Your instructions:
Every entry must be set down exactly in the answer; no pictures should appear.

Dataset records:
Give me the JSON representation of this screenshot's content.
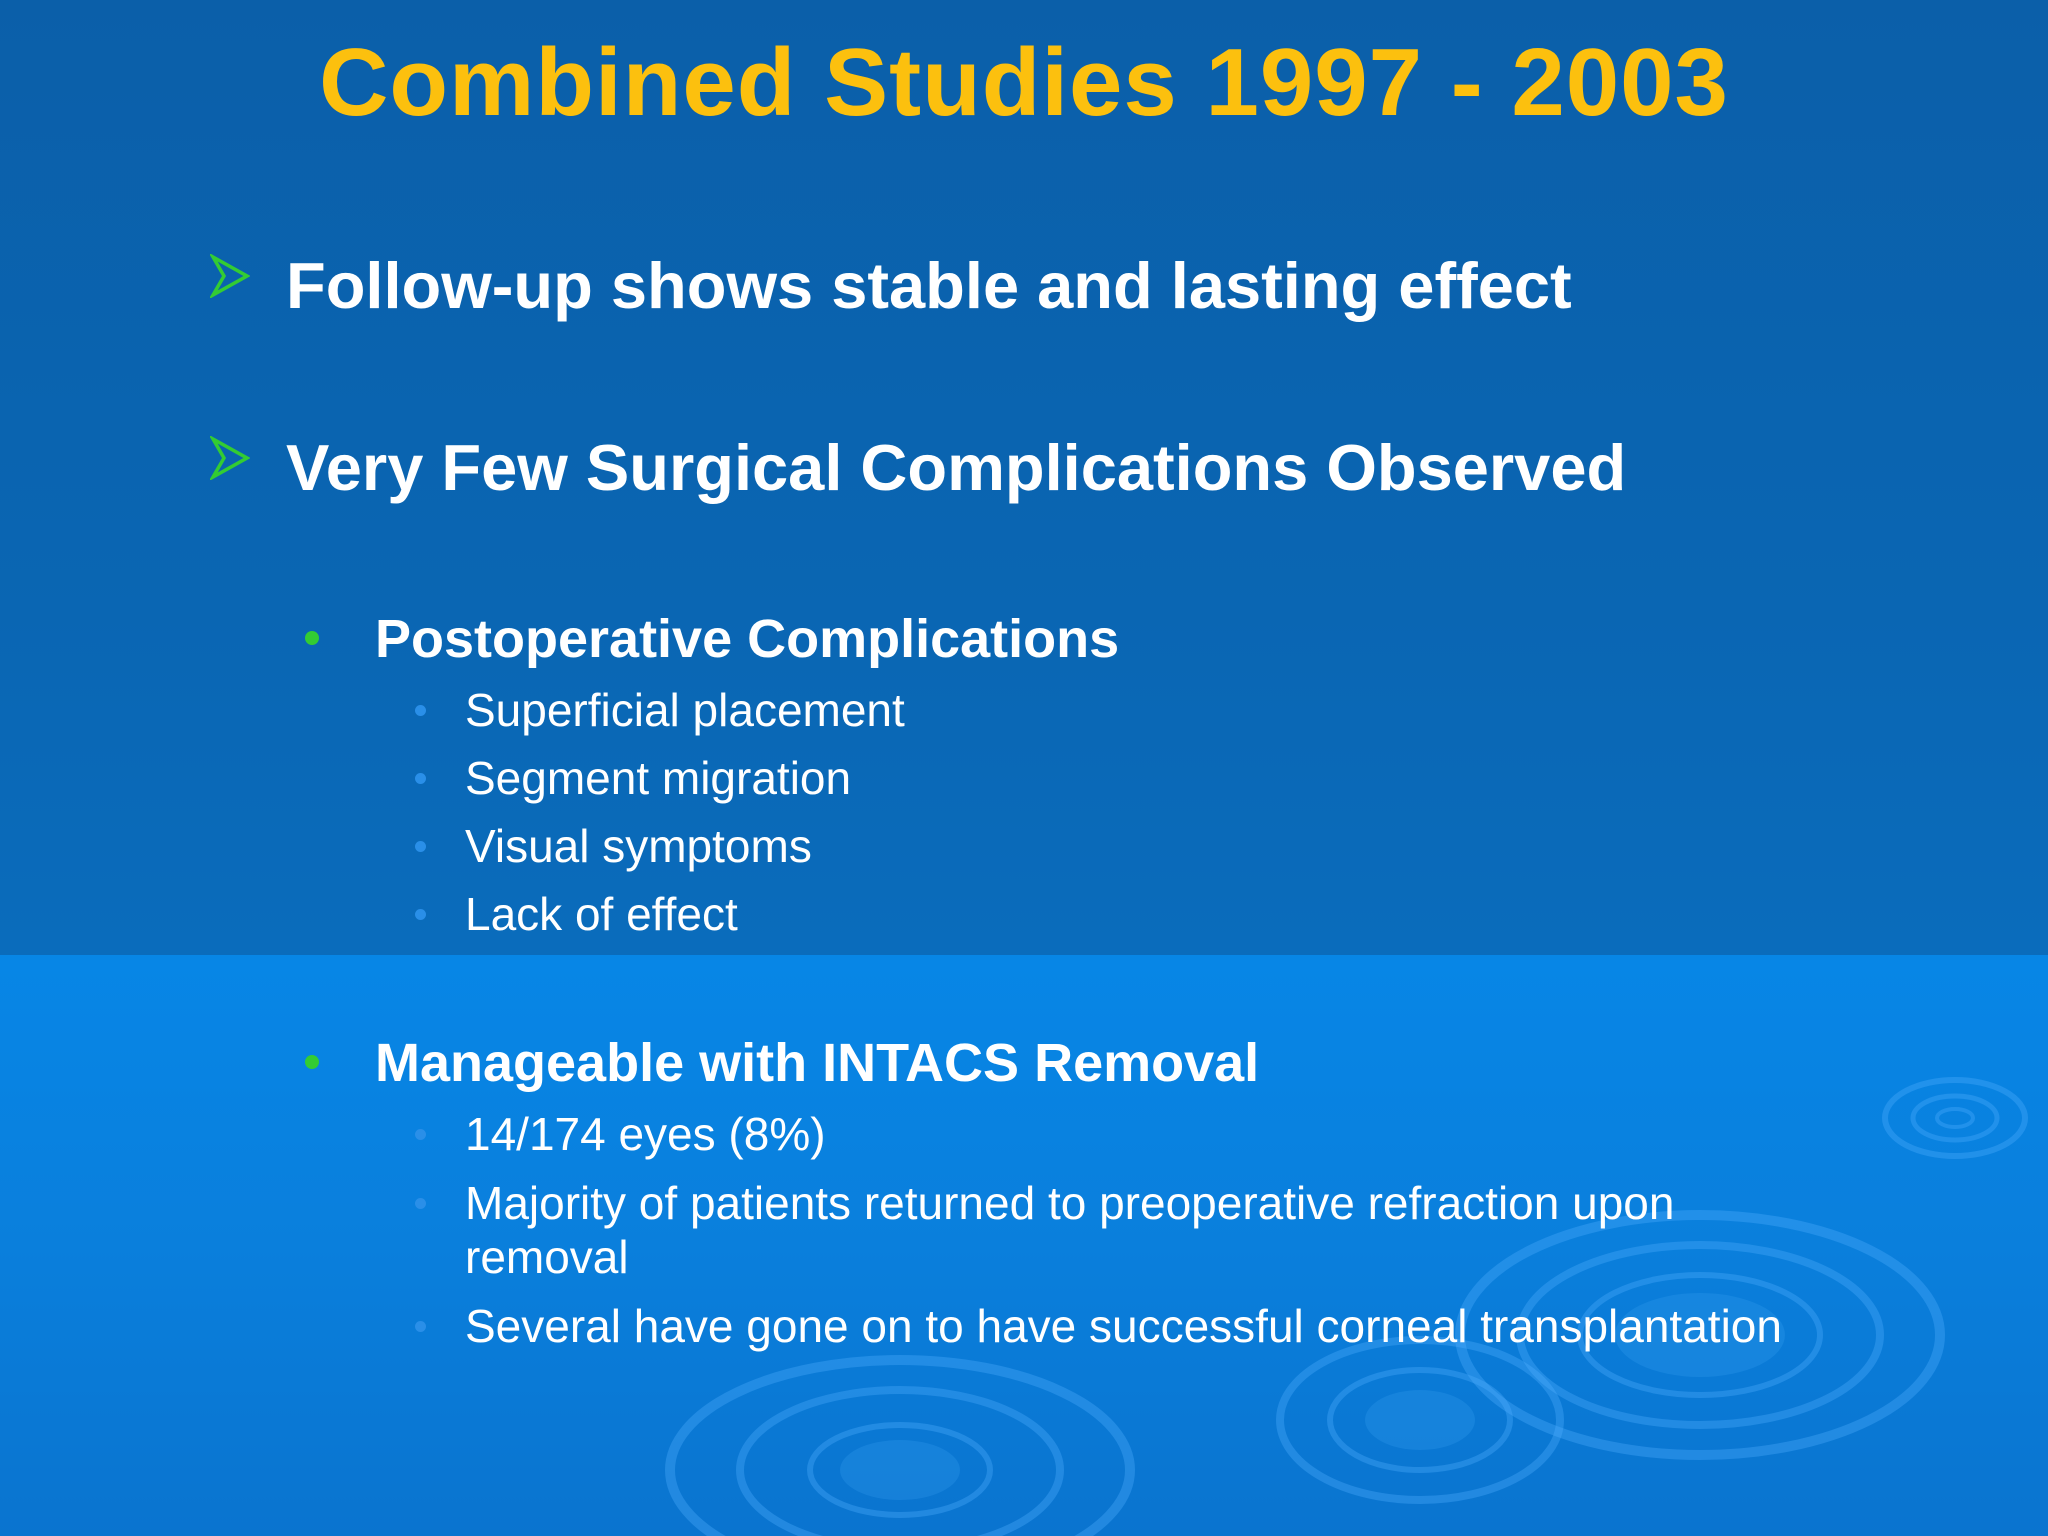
{
  "slide": {
    "title": "Combined Studies 1997 - 2003",
    "colors": {
      "background_top": "#0b5fa9",
      "background_bottom": "#0786e6",
      "title": "#fcc00e",
      "text": "#ffffff",
      "arrow_bullet": "#33cc33",
      "dot_bullet_level2": "#33cc33",
      "dot_bullet_level3": "#2a8fe8"
    },
    "bullets": [
      {
        "icon": "arrow-bullet-icon",
        "text": "Follow-up shows stable and lasting effect"
      },
      {
        "icon": "arrow-bullet-icon",
        "text": "Very Few Surgical Complications Observed"
      }
    ],
    "sections": [
      {
        "heading": "Postoperative Complications",
        "items": [
          "Superficial placement",
          "Segment migration",
          "Visual symptoms",
          "Lack of effect"
        ]
      },
      {
        "heading": "Manageable with INTACS Removal",
        "items": [
          "14/174 eyes (8%)",
          "Majority of patients returned to preoperative refraction upon removal",
          "Several have gone on to have successful corneal transplantation"
        ]
      }
    ]
  }
}
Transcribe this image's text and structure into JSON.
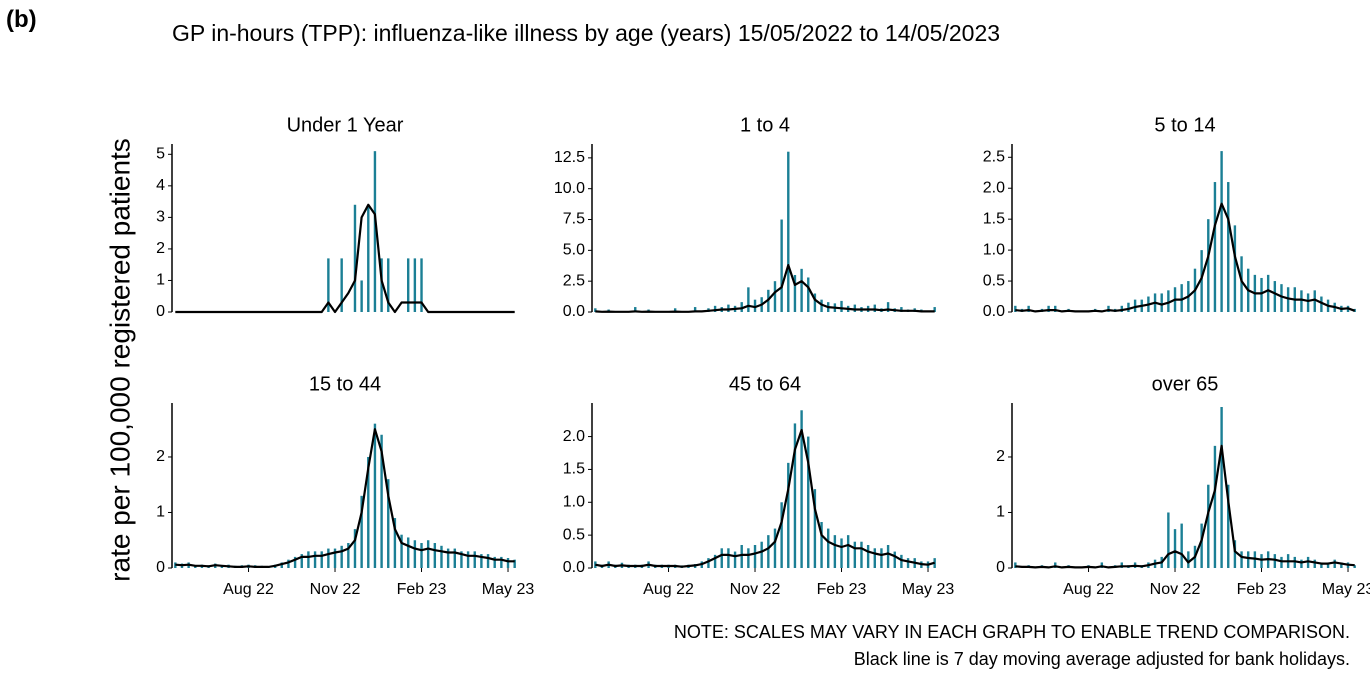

Solved exercise:
Give me the JSON representation of this screenshot's content.
{
  "slide": {
    "title": "Combined Studies 1997 - 2003",
    "colors": {
      "background_top": "#0b5fa9",
      "background_bottom": "#0786e6",
      "title": "#fcc00e",
      "text": "#ffffff",
      "arrow_bullet": "#33cc33",
      "dot_bullet_level2": "#33cc33",
      "dot_bullet_level3": "#2a8fe8"
    },
    "bullets": [
      {
        "icon": "arrow-bullet-icon",
        "text": "Follow-up shows stable and lasting effect"
      },
      {
        "icon": "arrow-bullet-icon",
        "text": "Very Few Surgical Complications Observed"
      }
    ],
    "sections": [
      {
        "heading": "Postoperative Complications",
        "items": [
          "Superficial placement",
          "Segment migration",
          "Visual symptoms",
          "Lack of effect"
        ]
      },
      {
        "heading": "Manageable with INTACS Removal",
        "items": [
          "14/174 eyes (8%)",
          "Majority of patients returned to preoperative refraction upon removal",
          "Several have gone on to have successful corneal transplantation"
        ]
      }
    ]
  }
}
Transcribe this image's text and structure into JSON.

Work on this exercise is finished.